- WHAT TO PRODUCE: Your task is to write out the complete listing exactly as it is shown.

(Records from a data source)
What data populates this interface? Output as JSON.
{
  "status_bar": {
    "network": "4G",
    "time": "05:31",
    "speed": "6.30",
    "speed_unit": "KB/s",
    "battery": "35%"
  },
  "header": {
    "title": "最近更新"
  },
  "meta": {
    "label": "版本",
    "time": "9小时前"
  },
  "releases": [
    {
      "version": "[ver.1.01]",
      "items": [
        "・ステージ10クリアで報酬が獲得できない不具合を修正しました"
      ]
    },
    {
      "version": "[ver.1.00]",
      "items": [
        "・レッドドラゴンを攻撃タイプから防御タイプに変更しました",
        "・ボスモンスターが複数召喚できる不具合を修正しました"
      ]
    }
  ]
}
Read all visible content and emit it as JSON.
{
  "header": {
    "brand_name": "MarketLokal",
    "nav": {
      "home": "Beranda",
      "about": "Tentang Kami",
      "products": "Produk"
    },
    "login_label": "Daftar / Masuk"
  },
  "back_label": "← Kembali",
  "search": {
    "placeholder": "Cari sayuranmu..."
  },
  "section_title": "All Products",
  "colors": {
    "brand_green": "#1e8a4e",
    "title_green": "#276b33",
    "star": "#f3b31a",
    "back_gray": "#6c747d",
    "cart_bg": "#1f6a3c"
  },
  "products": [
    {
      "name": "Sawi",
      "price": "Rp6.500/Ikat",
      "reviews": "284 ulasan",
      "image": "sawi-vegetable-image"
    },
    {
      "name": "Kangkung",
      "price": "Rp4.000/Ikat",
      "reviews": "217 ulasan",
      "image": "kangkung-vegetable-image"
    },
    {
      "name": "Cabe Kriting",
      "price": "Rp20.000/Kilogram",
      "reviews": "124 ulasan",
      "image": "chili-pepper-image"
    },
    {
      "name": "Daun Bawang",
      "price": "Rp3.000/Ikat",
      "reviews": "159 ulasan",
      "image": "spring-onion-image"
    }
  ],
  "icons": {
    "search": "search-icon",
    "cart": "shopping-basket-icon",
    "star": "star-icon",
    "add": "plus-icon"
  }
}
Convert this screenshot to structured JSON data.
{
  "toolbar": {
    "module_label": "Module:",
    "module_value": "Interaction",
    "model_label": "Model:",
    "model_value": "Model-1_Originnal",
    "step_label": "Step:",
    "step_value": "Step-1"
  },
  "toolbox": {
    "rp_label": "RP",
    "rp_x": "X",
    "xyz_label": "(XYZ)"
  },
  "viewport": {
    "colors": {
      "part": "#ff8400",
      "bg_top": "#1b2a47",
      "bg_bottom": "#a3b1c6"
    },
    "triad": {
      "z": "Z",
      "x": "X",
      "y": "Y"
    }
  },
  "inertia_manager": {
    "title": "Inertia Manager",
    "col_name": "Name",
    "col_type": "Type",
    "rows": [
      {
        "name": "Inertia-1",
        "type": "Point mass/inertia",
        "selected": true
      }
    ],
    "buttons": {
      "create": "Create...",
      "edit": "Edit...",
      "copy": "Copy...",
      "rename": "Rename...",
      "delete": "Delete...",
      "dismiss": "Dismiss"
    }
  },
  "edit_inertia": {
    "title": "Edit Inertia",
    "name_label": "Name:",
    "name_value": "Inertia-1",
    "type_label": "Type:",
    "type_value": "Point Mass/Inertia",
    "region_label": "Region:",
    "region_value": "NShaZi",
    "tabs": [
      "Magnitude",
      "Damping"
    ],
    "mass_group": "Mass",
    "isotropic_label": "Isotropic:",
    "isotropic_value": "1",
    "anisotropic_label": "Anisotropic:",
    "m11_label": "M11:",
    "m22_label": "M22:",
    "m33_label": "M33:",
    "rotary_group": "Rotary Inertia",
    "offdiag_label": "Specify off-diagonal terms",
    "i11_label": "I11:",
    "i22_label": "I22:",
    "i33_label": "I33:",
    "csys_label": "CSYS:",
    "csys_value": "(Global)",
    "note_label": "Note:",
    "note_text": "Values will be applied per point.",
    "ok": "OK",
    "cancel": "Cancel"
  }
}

- RESPONSE:
What data populates this interface? Output as JSON.
{
  "status_bar": {
    "network": "4G",
    "time": "05:31",
    "speed": "6.30",
    "speed_unit": "KB/s",
    "battery": "35%"
  },
  "header": {
    "title": "最近更新"
  },
  "meta": {
    "label": "版本",
    "time": "9小时前"
  },
  "releases": [
    {
      "version": "[ver.1.01]",
      "items": [
        "・ステージ10クリアで報酬が獲得できない不具合を修正しました"
      ]
    },
    {
      "version": "[ver.1.00]",
      "items": [
        "・レッドドラゴンを攻撃タイプから防御タイプに変更しました",
        "・ボスモンスターが複数召喚できる不具合を修正しました"
      ]
    }
  ]
}
Read all visible content and emit it as JSON.
{
  "header": {
    "brand_name": "MarketLokal",
    "nav": {
      "home": "Beranda",
      "about": "Tentang Kami",
      "products": "Produk"
    },
    "login_label": "Daftar / Masuk"
  },
  "back_label": "← Kembali",
  "search": {
    "placeholder": "Cari sayuranmu..."
  },
  "section_title": "All Products",
  "colors": {
    "brand_green": "#1e8a4e",
    "title_green": "#276b33",
    "star": "#f3b31a",
    "back_gray": "#6c747d",
    "cart_bg": "#1f6a3c"
  },
  "products": [
    {
      "name": "Sawi",
      "price": "Rp6.500/Ikat",
      "reviews": "284 ulasan",
      "image": "sawi-vegetable-image"
    },
    {
      "name": "Kangkung",
      "price": "Rp4.000/Ikat",
      "reviews": "217 ulasan",
      "image": "kangkung-vegetable-image"
    },
    {
      "name": "Cabe Kriting",
      "price": "Rp20.000/Kilogram",
      "reviews": "124 ulasan",
      "image": "chili-pepper-image"
    },
    {
      "name": "Daun Bawang",
      "price": "Rp3.000/Ikat",
      "reviews": "159 ulasan",
      "image": "spring-onion-image"
    }
  ],
  "icons": {
    "search": "search-icon",
    "cart": "shopping-basket-icon",
    "star": "star-icon",
    "add": "plus-icon"
  }
}
Convert this screenshot to structured JSON data.
{
  "toolbar": {
    "module_label": "Module:",
    "module_value": "Interaction",
    "model_label": "Model:",
    "model_value": "Model-1_Originnal",
    "step_label": "Step:",
    "step_value": "Step-1"
  },
  "toolbox": {
    "rp_label": "RP",
    "rp_x": "X",
    "xyz_label": "(XYZ)"
  },
  "viewport": {
    "colors": {
      "part": "#ff8400",
      "bg_top": "#1b2a47",
      "bg_bottom": "#a3b1c6"
    },
    "triad": {
      "z": "Z",
      "x": "X",
      "y": "Y"
    }
  },
  "inertia_manager": {
    "title": "Inertia Manager",
    "col_name": "Name",
    "col_type": "Type",
    "rows": [
      {
        "name": "Inertia-1",
        "type": "Point mass/inertia",
        "selected": true
      }
    ],
    "buttons": {
      "create": "Create...",
      "edit": "Edit...",
      "copy": "Copy...",
      "rename": "Rename...",
      "delete": "Delete...",
      "dismiss": "Dismiss"
    }
  },
  "edit_inertia": {
    "title": "Edit Inertia",
    "name_label": "Name:",
    "name_value": "Inertia-1",
    "type_label": "Type:",
    "type_value": "Point Mass/Inertia",
    "region_label": "Region:",
    "region_value": "NShaZi",
    "tabs": [
      "Magnitude",
      "Damping"
    ],
    "mass_group": "Mass",
    "isotropic_label": "Isotropic:",
    "isotropic_value": "1",
    "anisotropic_label": "Anisotropic:",
    "m11_label": "M11:",
    "m22_label": "M22:",
    "m33_label": "M33:",
    "rotary_group": "Rotary Inertia",
    "offdiag_label": "Specify off-diagonal terms",
    "i11_label": "I11:",
    "i22_label": "I22:",
    "i33_label": "I33:",
    "csys_label": "CSYS:",
    "csys_value": "(Global)",
    "note_label": "Note:",
    "note_text": "Values will be applied per point.",
    "ok": "OK",
    "cancel": "Cancel"
  }
}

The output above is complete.